◆ Exercise: Without omitting anything, retype the data that follows.

◆ Records supplied:
- - - - - - -

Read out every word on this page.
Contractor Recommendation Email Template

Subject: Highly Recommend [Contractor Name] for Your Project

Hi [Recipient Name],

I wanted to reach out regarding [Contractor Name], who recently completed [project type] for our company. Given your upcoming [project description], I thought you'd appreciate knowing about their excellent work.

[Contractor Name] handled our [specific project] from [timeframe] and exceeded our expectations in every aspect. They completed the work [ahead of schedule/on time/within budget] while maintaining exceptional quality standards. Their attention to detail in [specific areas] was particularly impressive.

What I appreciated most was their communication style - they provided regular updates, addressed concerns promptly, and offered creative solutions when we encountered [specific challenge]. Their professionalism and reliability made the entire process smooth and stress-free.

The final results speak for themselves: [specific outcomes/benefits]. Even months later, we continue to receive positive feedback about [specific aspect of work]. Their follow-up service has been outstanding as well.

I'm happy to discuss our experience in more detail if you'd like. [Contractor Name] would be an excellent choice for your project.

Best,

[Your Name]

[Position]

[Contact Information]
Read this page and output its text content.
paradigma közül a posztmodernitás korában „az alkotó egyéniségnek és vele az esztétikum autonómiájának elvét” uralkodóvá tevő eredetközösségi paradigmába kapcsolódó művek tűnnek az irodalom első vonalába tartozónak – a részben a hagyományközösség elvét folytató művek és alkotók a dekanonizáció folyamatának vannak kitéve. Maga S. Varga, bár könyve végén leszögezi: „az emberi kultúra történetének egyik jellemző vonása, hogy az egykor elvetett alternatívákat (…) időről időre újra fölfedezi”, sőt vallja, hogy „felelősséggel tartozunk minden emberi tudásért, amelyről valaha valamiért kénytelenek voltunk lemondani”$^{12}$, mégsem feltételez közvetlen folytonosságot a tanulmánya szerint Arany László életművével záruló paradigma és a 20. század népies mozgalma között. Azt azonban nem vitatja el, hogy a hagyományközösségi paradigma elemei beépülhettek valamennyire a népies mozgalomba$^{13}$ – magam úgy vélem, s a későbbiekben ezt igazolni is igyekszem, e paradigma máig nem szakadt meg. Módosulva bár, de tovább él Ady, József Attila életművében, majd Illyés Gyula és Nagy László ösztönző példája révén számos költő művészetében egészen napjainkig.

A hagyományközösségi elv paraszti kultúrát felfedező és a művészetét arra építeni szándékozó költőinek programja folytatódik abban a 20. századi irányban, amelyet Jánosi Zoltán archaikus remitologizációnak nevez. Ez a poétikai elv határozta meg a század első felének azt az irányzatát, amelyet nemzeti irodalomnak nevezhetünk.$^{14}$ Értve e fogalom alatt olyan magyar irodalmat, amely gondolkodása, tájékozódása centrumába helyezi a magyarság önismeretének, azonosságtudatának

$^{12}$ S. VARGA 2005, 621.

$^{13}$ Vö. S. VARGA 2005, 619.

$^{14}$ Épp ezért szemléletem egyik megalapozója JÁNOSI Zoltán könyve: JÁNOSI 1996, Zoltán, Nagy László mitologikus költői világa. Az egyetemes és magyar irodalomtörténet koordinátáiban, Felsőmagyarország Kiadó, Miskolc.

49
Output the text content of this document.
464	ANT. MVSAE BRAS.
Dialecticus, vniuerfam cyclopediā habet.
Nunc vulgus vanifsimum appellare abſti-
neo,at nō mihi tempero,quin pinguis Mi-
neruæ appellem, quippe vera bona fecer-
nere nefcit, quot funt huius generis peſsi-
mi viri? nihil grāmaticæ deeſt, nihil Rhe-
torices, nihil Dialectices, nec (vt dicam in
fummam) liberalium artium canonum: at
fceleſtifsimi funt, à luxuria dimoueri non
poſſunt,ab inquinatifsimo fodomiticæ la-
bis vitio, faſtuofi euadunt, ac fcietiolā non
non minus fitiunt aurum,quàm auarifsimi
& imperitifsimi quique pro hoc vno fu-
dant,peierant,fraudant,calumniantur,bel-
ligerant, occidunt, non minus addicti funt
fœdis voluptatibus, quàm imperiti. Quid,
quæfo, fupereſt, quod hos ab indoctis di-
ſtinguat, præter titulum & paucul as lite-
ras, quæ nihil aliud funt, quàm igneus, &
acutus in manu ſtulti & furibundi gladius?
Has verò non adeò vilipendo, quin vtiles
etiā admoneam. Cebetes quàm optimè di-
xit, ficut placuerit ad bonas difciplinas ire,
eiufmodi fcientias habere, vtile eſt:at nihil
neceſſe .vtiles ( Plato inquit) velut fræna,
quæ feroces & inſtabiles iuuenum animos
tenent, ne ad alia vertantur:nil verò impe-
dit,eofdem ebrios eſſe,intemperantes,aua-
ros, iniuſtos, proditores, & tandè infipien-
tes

- - - - - - -

◆ The solution:
Read out every word on this page.
Contractor Recommendation Email Template

Subject: Highly Recommend [Contractor Name] for Your Project

Hi [Recipient Name],

I wanted to reach out regarding [Contractor Name], who recently completed [project type] for our company. Given your upcoming [project description], I thought you'd appreciate knowing about their excellent work.

[Contractor Name] handled our [specific project] from [timeframe] and exceeded our expectations in every aspect. They completed the work [ahead of schedule/on time/within budget] while maintaining exceptional quality standards. Their attention to detail in [specific areas] was particularly impressive.

What I appreciated most was their communication style - they provided regular updates, addressed concerns promptly, and offered creative solutions when we encountered [specific challenge]. Their professionalism and reliability made the entire process smooth and stress-free.

The final results speak for themselves: [specific outcomes/benefits]. Even months later, we continue to receive positive feedback about [specific aspect of work]. Their follow-up service has been outstanding as well.

I'm happy to discuss our experience in more detail if you'd like. [Contractor Name] would be an excellent choice for your project.

Best,

[Your Name]

[Position]

[Contact Information]
Read this page and output its text content.
paradigma közül a posztmodernitás korában „az alkotó egyéniségnek és vele az esztétikum autonómiájának elvét” uralkodóvá tevő eredetközösségi paradigmába kapcsolódó művek tűnnek az irodalom első vonalába tartozónak – a részben a hagyományközösség elvét folytató művek és alkotók a dekanonizáció folyamatának vannak kitéve. Maga S. Varga, bár könyve végén leszögezi: „az emberi kultúra történetének egyik jellemző vonása, hogy az egykor elvetett alternatívákat (…) időről időre újra fölfedezi”, sőt vallja, hogy „felelősséggel tartozunk minden emberi tudásért, amelyről valaha valamiért kénytelenek voltunk lemondani”$^{12}$, mégsem feltételez közvetlen folytonosságot a tanulmánya szerint Arany László életművével záruló paradigma és a 20. század népies mozgalma között. Azt azonban nem vitatja el, hogy a hagyományközösségi paradigma elemei beépülhettek valamennyire a népies mozgalomba$^{13}$ – magam úgy vélem, s a későbbiekben ezt igazolni is igyekszem, e paradigma máig nem szakadt meg. Módosulva bár, de tovább él Ady, József Attila életművében, majd Illyés Gyula és Nagy László ösztönző példája révén számos költő művészetében egészen napjainkig.

A hagyományközösségi elv paraszti kultúrát felfedező és a művészetét arra építeni szándékozó költőinek programja folytatódik abban a 20. századi irányban, amelyet Jánosi Zoltán archaikus remitologizációnak nevez. Ez a poétikai elv határozta meg a század első felének azt az irányzatát, amelyet nemzeti irodalomnak nevezhetünk.$^{14}$ Értve e fogalom alatt olyan magyar irodalmat, amely gondolkodása, tájékozódása centrumába helyezi a magyarság önismeretének, azonosságtudatának

$^{12}$ S. VARGA 2005, 621.

$^{13}$ Vö. S. VARGA 2005, 619.

$^{14}$ Épp ezért szemléletem egyik megalapozója JÁNOSI Zoltán könyve: JÁNOSI 1996, Zoltán, Nagy László mitologikus költői világa. Az egyetemes és magyar irodalomtörténet koordinátáiban, Felsőmagyarország Kiadó, Miskolc.

49
Output the text content of this document.
464	ANT. MVSAE BRAS.
Dialecticus, vniuerfam cyclopediā habet.
Nunc vulgus vanifsimum appellare abſti-
neo,at nō mihi tempero,quin pinguis Mi-
neruæ appellem, quippe vera bona fecer-
nere nefcit, quot funt huius generis peſsi-
mi viri? nihil grāmaticæ deeſt, nihil Rhe-
torices, nihil Dialectices, nec (vt dicam in
fummam) liberalium artium canonum: at
fceleſtifsimi funt, à luxuria dimoueri non
poſſunt,ab inquinatifsimo fodomiticæ la-
bis vitio, faſtuofi euadunt, ac fcietiolā non
non minus fitiunt aurum,quàm auarifsimi
& imperitifsimi quique pro hoc vno fu-
dant,peierant,fraudant,calumniantur,bel-
ligerant, occidunt, non minus addicti funt
fœdis voluptatibus, quàm imperiti. Quid,
quæfo, fupereſt, quod hos ab indoctis di-
ſtinguat, præter titulum & paucul as lite-
ras, quæ nihil aliud funt, quàm igneus, &
acutus in manu ſtulti & furibundi gladius?
Has verò non adeò vilipendo, quin vtiles
etiā admoneam. Cebetes quàm optimè di-
xit, ficut placuerit ad bonas difciplinas ire,
eiufmodi fcientias habere, vtile eſt:at nihil
neceſſe .vtiles ( Plato inquit) velut fræna,
quæ feroces & inſtabiles iuuenum animos
tenent, ne ad alia vertantur:nil verò impe-
dit,eofdem ebrios eſſe,intemperantes,aua-
ros, iniuſtos, proditores, & tandè infipien-
tes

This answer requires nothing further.